Requirement: Copy out all lines where "Oxidation" appears.

Records supplied:
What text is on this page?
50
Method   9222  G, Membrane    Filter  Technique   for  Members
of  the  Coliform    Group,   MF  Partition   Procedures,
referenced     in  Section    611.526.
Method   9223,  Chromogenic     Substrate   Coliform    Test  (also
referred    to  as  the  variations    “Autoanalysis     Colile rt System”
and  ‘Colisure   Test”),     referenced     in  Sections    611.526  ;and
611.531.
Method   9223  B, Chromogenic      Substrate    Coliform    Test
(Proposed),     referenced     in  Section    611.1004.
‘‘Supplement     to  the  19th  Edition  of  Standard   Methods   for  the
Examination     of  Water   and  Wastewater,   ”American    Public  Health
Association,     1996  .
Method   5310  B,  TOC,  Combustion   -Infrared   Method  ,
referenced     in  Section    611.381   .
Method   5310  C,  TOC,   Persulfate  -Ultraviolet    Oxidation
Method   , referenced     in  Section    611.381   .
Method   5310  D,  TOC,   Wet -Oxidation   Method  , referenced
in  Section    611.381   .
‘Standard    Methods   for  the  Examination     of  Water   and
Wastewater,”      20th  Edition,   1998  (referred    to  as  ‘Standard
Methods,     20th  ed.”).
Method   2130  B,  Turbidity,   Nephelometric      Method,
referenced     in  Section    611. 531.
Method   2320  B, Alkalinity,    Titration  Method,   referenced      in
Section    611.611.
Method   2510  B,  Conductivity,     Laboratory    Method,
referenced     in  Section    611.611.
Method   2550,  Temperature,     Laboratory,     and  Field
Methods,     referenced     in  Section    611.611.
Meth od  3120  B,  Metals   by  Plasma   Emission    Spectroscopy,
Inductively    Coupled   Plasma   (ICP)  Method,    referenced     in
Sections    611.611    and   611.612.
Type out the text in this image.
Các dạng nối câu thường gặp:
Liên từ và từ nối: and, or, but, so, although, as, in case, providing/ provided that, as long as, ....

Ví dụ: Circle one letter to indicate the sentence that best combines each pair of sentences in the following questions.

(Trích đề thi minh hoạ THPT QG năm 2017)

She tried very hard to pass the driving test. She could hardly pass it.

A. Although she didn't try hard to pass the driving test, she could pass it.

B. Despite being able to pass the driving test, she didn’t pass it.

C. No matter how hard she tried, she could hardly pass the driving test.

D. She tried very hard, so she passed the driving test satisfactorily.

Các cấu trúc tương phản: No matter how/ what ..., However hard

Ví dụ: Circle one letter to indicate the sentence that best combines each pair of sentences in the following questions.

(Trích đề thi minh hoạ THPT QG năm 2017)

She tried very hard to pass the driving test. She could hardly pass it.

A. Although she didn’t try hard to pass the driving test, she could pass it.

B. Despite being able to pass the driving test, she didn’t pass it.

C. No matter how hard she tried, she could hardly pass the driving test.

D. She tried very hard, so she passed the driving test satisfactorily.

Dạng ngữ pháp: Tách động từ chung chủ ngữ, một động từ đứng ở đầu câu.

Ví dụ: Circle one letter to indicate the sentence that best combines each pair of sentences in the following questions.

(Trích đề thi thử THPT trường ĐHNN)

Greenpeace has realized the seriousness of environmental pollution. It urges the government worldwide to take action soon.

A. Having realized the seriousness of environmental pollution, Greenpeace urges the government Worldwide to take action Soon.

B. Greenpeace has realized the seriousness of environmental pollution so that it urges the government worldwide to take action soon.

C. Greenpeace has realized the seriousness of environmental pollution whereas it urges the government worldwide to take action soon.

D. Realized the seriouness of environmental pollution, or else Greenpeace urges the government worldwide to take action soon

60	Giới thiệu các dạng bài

Task output:
Method   5310  C,  TOC,   Persulfate  -Ultraviolet    Oxidation
Method   5310  D,  TOC,   Wet -Oxidation   Method  , referenced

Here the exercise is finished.